* BEGIN Supplied material *

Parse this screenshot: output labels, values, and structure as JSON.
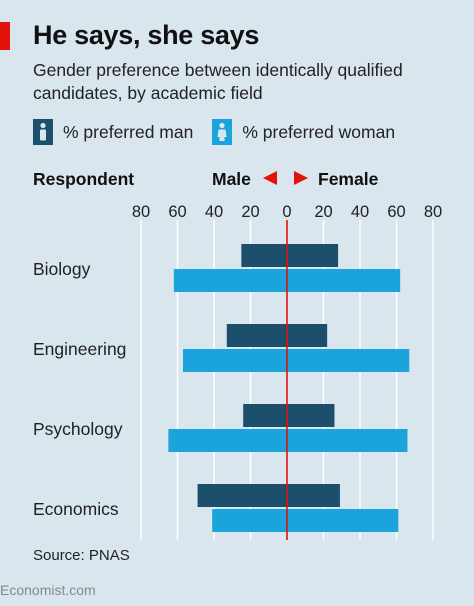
{
  "title": "He says, she says",
  "subtitle": "Gender preference between identically qualified candidates, by academic field",
  "legend": {
    "man_label": "% preferred man",
    "woman_label": "% preferred woman"
  },
  "headers": {
    "respondent": "Respondent",
    "male": "Male",
    "female": "Female"
  },
  "source": "Source: PNAS",
  "footer": "Economist.com",
  "colors": {
    "background": "#d9e6ee",
    "man": "#1b4f6b",
    "woman": "#1ba3dc",
    "accent_red": "#e3120b",
    "gridline": "#ffffff"
  },
  "icons": [
    "male-person-icon",
    "female-person-icon",
    "arrow-left-icon",
    "arrow-right-icon"
  ],
  "chart_data": {
    "type": "bar",
    "orientation": "horizontal-diverging",
    "categories": [
      "Biology",
      "Engineering",
      "Psychology",
      "Economics"
    ],
    "xlim": [
      -80,
      80
    ],
    "x_ticks": [
      -80,
      -60,
      -40,
      -20,
      0,
      20,
      40,
      60,
      80
    ],
    "x_tick_labels": [
      "80",
      "60",
      "40",
      "20",
      "0",
      "20",
      "40",
      "60",
      "80"
    ],
    "x_direction_labels": {
      "left": "Male",
      "right": "Female"
    },
    "grid": true,
    "series": [
      {
        "name": "% preferred man",
        "respondent": "male and female respondents",
        "male_side": [
          25,
          33,
          24,
          49
        ],
        "female_side": [
          28,
          22,
          26,
          29
        ]
      },
      {
        "name": "% preferred woman",
        "male_side": [
          62,
          57,
          65,
          41
        ],
        "female_side": [
          62,
          67,
          66,
          61
        ]
      }
    ]
  }
}
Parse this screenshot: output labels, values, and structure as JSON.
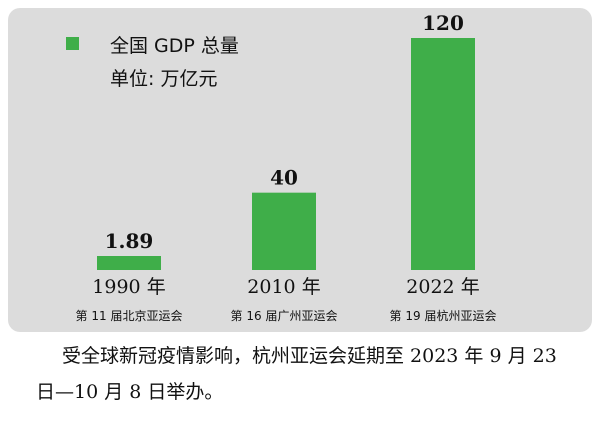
{
  "chart_data": {
    "type": "bar",
    "title": "",
    "legend": {
      "label": "全国 GDP 总量",
      "color": "#3fae49",
      "position": "top-left"
    },
    "unit": "单位: 万亿元",
    "categories": [
      "1990 年",
      "2010 年",
      "2022 年"
    ],
    "subcategories": [
      "第 11 届北京亚运会",
      "第 16 届广州亚运会",
      "第 19 届杭州亚运会"
    ],
    "series": [
      {
        "name": "全国 GDP 总量",
        "values": [
          1.89,
          40,
          120
        ],
        "labels": [
          "1.89",
          "40",
          "120"
        ]
      }
    ],
    "ylim": [
      0,
      120
    ],
    "grid": false,
    "bar_color": "#3fae49"
  },
  "caption": "受全球新冠疫情影响，杭州亚运会延期至 2023 年 9 月 23 日—10 月 8 日举办。"
}
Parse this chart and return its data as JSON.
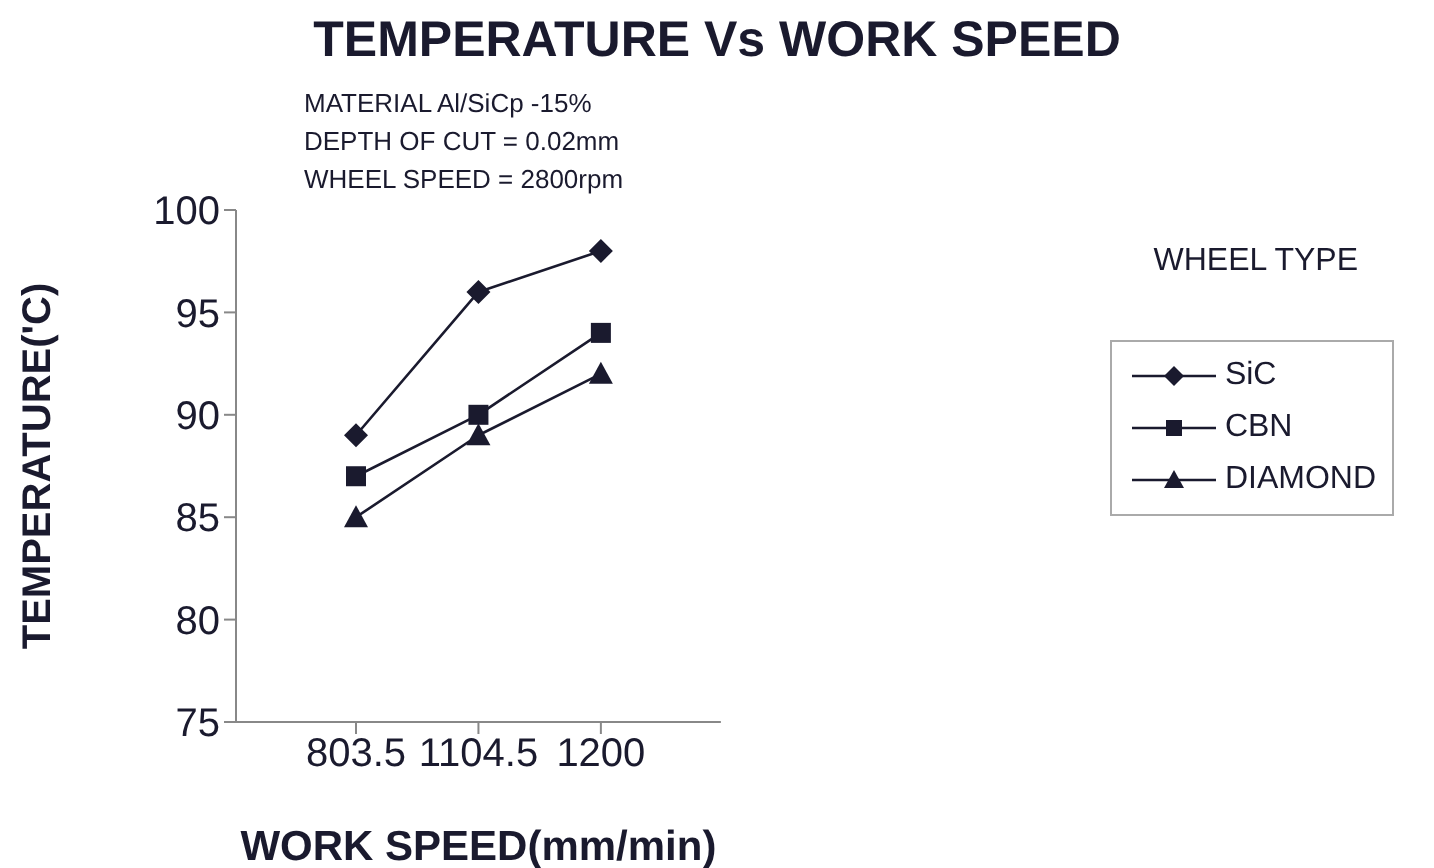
{
  "chart_data": {
    "type": "line",
    "title": "TEMPERATURE Vs WORK SPEED",
    "xlabel": "WORK SPEED(mm/min)",
    "ylabel": "TEMPERATURE('C)",
    "legend_title": "WHEEL TYPE",
    "annotations": [
      "MATERIAL Al/SiCp -15%",
      "DEPTH OF CUT = 0.02mm",
      "WHEEL SPEED = 2800rpm"
    ],
    "categories": [
      "803.5",
      "1104.5",
      "1200"
    ],
    "series": [
      {
        "name": "SiC",
        "color": "#1a1a2e",
        "marker": "diamond",
        "values": [
          89,
          96,
          98
        ]
      },
      {
        "name": "CBN",
        "color": "#1a1a2e",
        "marker": "square",
        "values": [
          87,
          90,
          94
        ]
      },
      {
        "name": "DIAMOND",
        "color": "#1a1a2e",
        "marker": "triangle",
        "values": [
          85,
          89,
          92
        ]
      }
    ],
    "ylim": [
      75,
      100
    ],
    "yticks": [
      75,
      80,
      85,
      90,
      95,
      100
    ],
    "grid": false,
    "legend": "right"
  }
}
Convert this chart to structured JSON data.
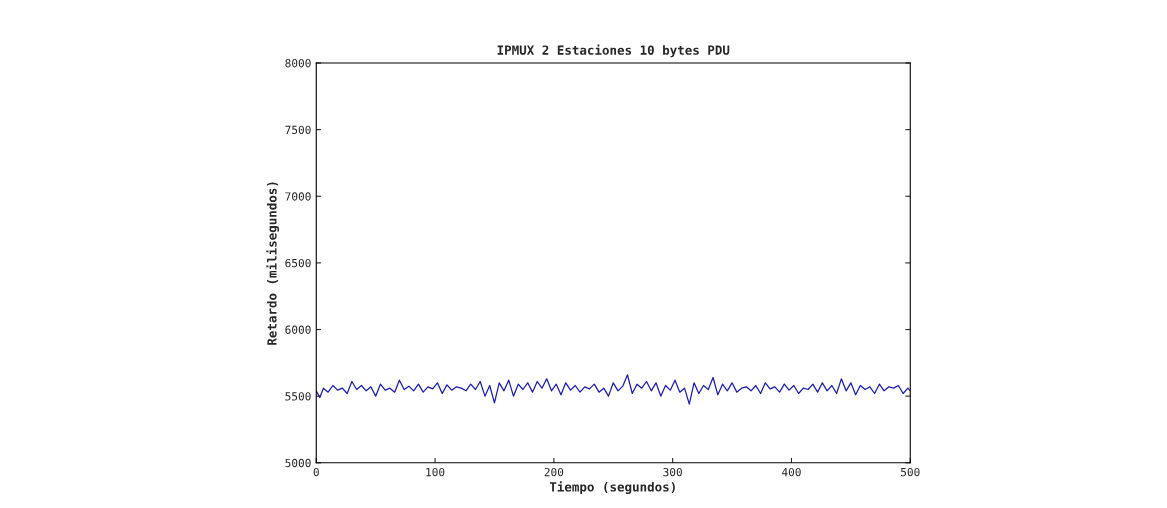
{
  "chart_data": {
    "type": "line",
    "title": "IPMUX 2 Estaciones 10 bytes PDU",
    "xlabel": "Tiempo (segundos)",
    "ylabel": "Retardo (milisegundos)",
    "x": [
      0,
      3,
      6,
      10,
      14,
      18,
      22,
      26,
      30,
      34,
      38,
      42,
      46,
      50,
      54,
      58,
      62,
      66,
      70,
      74,
      78,
      82,
      86,
      90,
      94,
      98,
      102,
      106,
      110,
      114,
      118,
      122,
      126,
      130,
      134,
      138,
      142,
      146,
      150,
      154,
      158,
      162,
      166,
      170,
      174,
      178,
      182,
      186,
      190,
      194,
      198,
      202,
      206,
      210,
      214,
      218,
      222,
      226,
      230,
      234,
      238,
      242,
      246,
      250,
      254,
      258,
      262,
      266,
      270,
      274,
      278,
      282,
      286,
      290,
      294,
      298,
      302,
      306,
      310,
      314,
      318,
      322,
      326,
      330,
      334,
      338,
      342,
      346,
      350,
      354,
      358,
      362,
      366,
      370,
      374,
      378,
      382,
      386,
      390,
      394,
      398,
      402,
      406,
      410,
      414,
      418,
      422,
      426,
      430,
      434,
      438,
      442,
      446,
      450,
      454,
      458,
      462,
      466,
      470,
      474,
      478,
      482,
      486,
      490,
      494,
      498,
      500
    ],
    "series": [
      {
        "color": "#1a1ab4",
        "values": [
          5540,
          5490,
          5560,
          5530,
          5580,
          5545,
          5560,
          5520,
          5610,
          5550,
          5580,
          5540,
          5570,
          5500,
          5590,
          5545,
          5560,
          5530,
          5620,
          5550,
          5575,
          5540,
          5590,
          5530,
          5570,
          5555,
          5600,
          5520,
          5585,
          5545,
          5570,
          5560,
          5540,
          5590,
          5550,
          5610,
          5500,
          5580,
          5450,
          5600,
          5540,
          5620,
          5500,
          5590,
          5550,
          5600,
          5530,
          5610,
          5560,
          5630,
          5540,
          5590,
          5510,
          5600,
          5545,
          5580,
          5530,
          5570,
          5555,
          5590,
          5530,
          5560,
          5500,
          5600,
          5540,
          5575,
          5660,
          5520,
          5590,
          5560,
          5610,
          5540,
          5600,
          5500,
          5580,
          5545,
          5620,
          5530,
          5560,
          5440,
          5600,
          5520,
          5580,
          5550,
          5640,
          5510,
          5590,
          5540,
          5600,
          5530,
          5560,
          5570,
          5540,
          5580,
          5520,
          5600,
          5555,
          5570,
          5530,
          5590,
          5545,
          5580,
          5520,
          5560,
          5550,
          5590,
          5530,
          5600,
          5540,
          5580,
          5520,
          5630,
          5540,
          5600,
          5510,
          5580,
          5550,
          5570,
          5520,
          5590,
          5540,
          5570,
          5560,
          5580,
          5520,
          5560,
          5540
        ]
      }
    ],
    "xlim": [
      0,
      500
    ],
    "xticks": [
      0,
      100,
      200,
      300,
      400,
      500
    ],
    "ylim": [
      5000,
      8000
    ],
    "yticks": [
      5000,
      5500,
      6000,
      6500,
      7000,
      7500,
      8000
    ],
    "grid": false
  }
}
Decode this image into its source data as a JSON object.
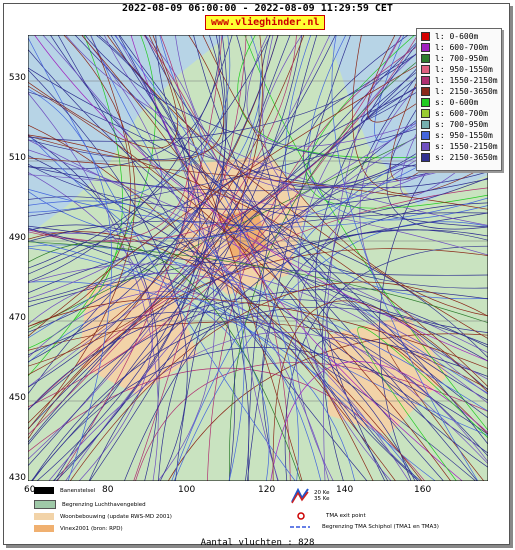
{
  "header": {
    "title": "2022-08-09 06:00:00 - 2022-08-09 11:29:59 CET",
    "site": "www.vlieghinder.nl"
  },
  "axes": {
    "y_ticks": [
      "530",
      "510",
      "490",
      "470",
      "450",
      "430"
    ],
    "x_ticks": [
      "60",
      "80",
      "100",
      "120",
      "140",
      "160"
    ]
  },
  "legend": {
    "items": [
      {
        "label": "l: 0-600m",
        "color": "#d40000"
      },
      {
        "label": "l: 600-700m",
        "color": "#a020c0"
      },
      {
        "label": "l: 700-950m",
        "color": "#2e7d2e"
      },
      {
        "label": "l: 950-1550m",
        "color": "#e06080"
      },
      {
        "label": "l: 1550-2150m",
        "color": "#b03070"
      },
      {
        "label": "l: 2150-3650m",
        "color": "#8b2a1a"
      },
      {
        "label": "s: 0-600m",
        "color": "#22cc22"
      },
      {
        "label": "s: 600-700m",
        "color": "#99cc33"
      },
      {
        "label": "s: 700-950m",
        "color": "#77b0b0"
      },
      {
        "label": "s: 950-1550m",
        "color": "#4466dd"
      },
      {
        "label": "s: 1550-2150m",
        "color": "#7050c0"
      },
      {
        "label": "s: 2150-3650m",
        "color": "#303090"
      }
    ]
  },
  "bottom_legend": {
    "runway": "Banenstelsel",
    "airport_boundary": "Begrenzing Luchthavengebied",
    "housing": "Woonbebouwing (update RWS-MD 2001)",
    "vinex": "Vinex2001 (bron: RPD)",
    "kv_top": "20 Ke",
    "kv_bottom": "35 Ke",
    "tma_exit": "TMA exit point",
    "tma_boundary": "Begrenzing TMA Schiphol  (TMA1 en TMA3)"
  },
  "footer": {
    "count_label": "Aantal vluchten : 828"
  },
  "colors": {
    "sea": "#b7d4e6",
    "land": "#c9e3c0",
    "urban": "#f2d3a8",
    "airport": "#f0b070"
  }
}
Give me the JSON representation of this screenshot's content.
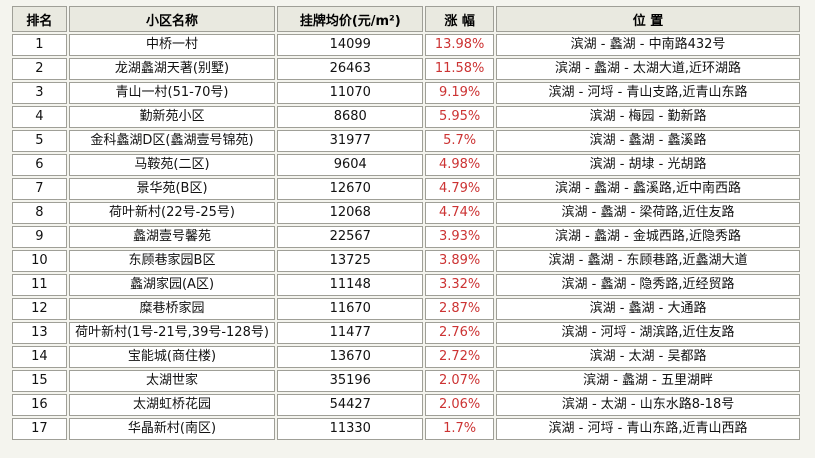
{
  "colors": {
    "page_background": "#f4f4ee",
    "header_background": "#e9e9e0",
    "cell_background": "#ffffff",
    "border": "#9f9f97",
    "text": "#111111",
    "change_text": "#cc3333"
  },
  "table": {
    "columns": [
      {
        "key": "rank",
        "label": "排名"
      },
      {
        "key": "name",
        "label": "小区名称"
      },
      {
        "key": "price",
        "label": "挂牌均价(元/m²)"
      },
      {
        "key": "change",
        "label": "涨 幅"
      },
      {
        "key": "location",
        "label": "位 置"
      }
    ],
    "rows": [
      {
        "rank": "1",
        "name": "中桥一村",
        "price": "14099",
        "change": "13.98%",
        "location": "滨湖 - 蠡湖 - 中南路432号"
      },
      {
        "rank": "2",
        "name": "龙湖蠡湖天著(别墅)",
        "price": "26463",
        "change": "11.58%",
        "location": "滨湖 - 蠡湖 - 太湖大道,近环湖路"
      },
      {
        "rank": "3",
        "name": "青山一村(51-70号)",
        "price": "11070",
        "change": "9.19%",
        "location": "滨湖 - 河埒 - 青山支路,近青山东路"
      },
      {
        "rank": "4",
        "name": "勤新苑小区",
        "price": "8680",
        "change": "5.95%",
        "location": "滨湖 - 梅园 - 勤新路"
      },
      {
        "rank": "5",
        "name": "金科蠡湖D区(蠡湖壹号锦苑)",
        "price": "31977",
        "change": "5.7%",
        "location": "滨湖 - 蠡湖 - 蠡溪路"
      },
      {
        "rank": "6",
        "name": "马鞍苑(二区)",
        "price": "9604",
        "change": "4.98%",
        "location": "滨湖 - 胡埭 - 光胡路"
      },
      {
        "rank": "7",
        "name": "景华苑(B区)",
        "price": "12670",
        "change": "4.79%",
        "location": "滨湖 - 蠡湖 - 蠡溪路,近中南西路"
      },
      {
        "rank": "8",
        "name": "荷叶新村(22号-25号)",
        "price": "12068",
        "change": "4.74%",
        "location": "滨湖 - 蠡湖 - 梁荷路,近住友路"
      },
      {
        "rank": "9",
        "name": "蠡湖壹号馨苑",
        "price": "22567",
        "change": "3.93%",
        "location": "滨湖 - 蠡湖 - 金城西路,近隐秀路"
      },
      {
        "rank": "10",
        "name": "东顾巷家园B区",
        "price": "13725",
        "change": "3.89%",
        "location": "滨湖 - 蠡湖 - 东顾巷路,近蠡湖大道"
      },
      {
        "rank": "11",
        "name": "蠡湖家园(A区)",
        "price": "11148",
        "change": "3.32%",
        "location": "滨湖 - 蠡湖 - 隐秀路,近经贸路"
      },
      {
        "rank": "12",
        "name": "糜巷桥家园",
        "price": "11670",
        "change": "2.87%",
        "location": "滨湖 - 蠡湖 - 大通路"
      },
      {
        "rank": "13",
        "name": "荷叶新村(1号-21号,39号-128号)",
        "price": "11477",
        "change": "2.76%",
        "location": "滨湖 - 河埒 - 湖滨路,近住友路"
      },
      {
        "rank": "14",
        "name": "宝能城(商住楼)",
        "price": "13670",
        "change": "2.72%",
        "location": "滨湖 - 太湖 - 吴都路"
      },
      {
        "rank": "15",
        "name": "太湖世家",
        "price": "35196",
        "change": "2.07%",
        "location": "滨湖 - 蠡湖 - 五里湖畔"
      },
      {
        "rank": "16",
        "name": "太湖虹桥花园",
        "price": "54427",
        "change": "2.06%",
        "location": "滨湖 - 太湖 - 山东水路8-18号"
      },
      {
        "rank": "17",
        "name": "华晶新村(南区)",
        "price": "11330",
        "change": "1.7%",
        "location": "滨湖 - 河埒 - 青山东路,近青山西路"
      }
    ]
  }
}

* END Supplied material *

▶ _Problem description_:
Search the lines above for the string "TEMPERATURE", then show every one that has it.

▶ _Expected answer_:
    "title": "TEMPERATURE Vs WORK SPEED",
    "ylabel": "TEMPERATURE('C)",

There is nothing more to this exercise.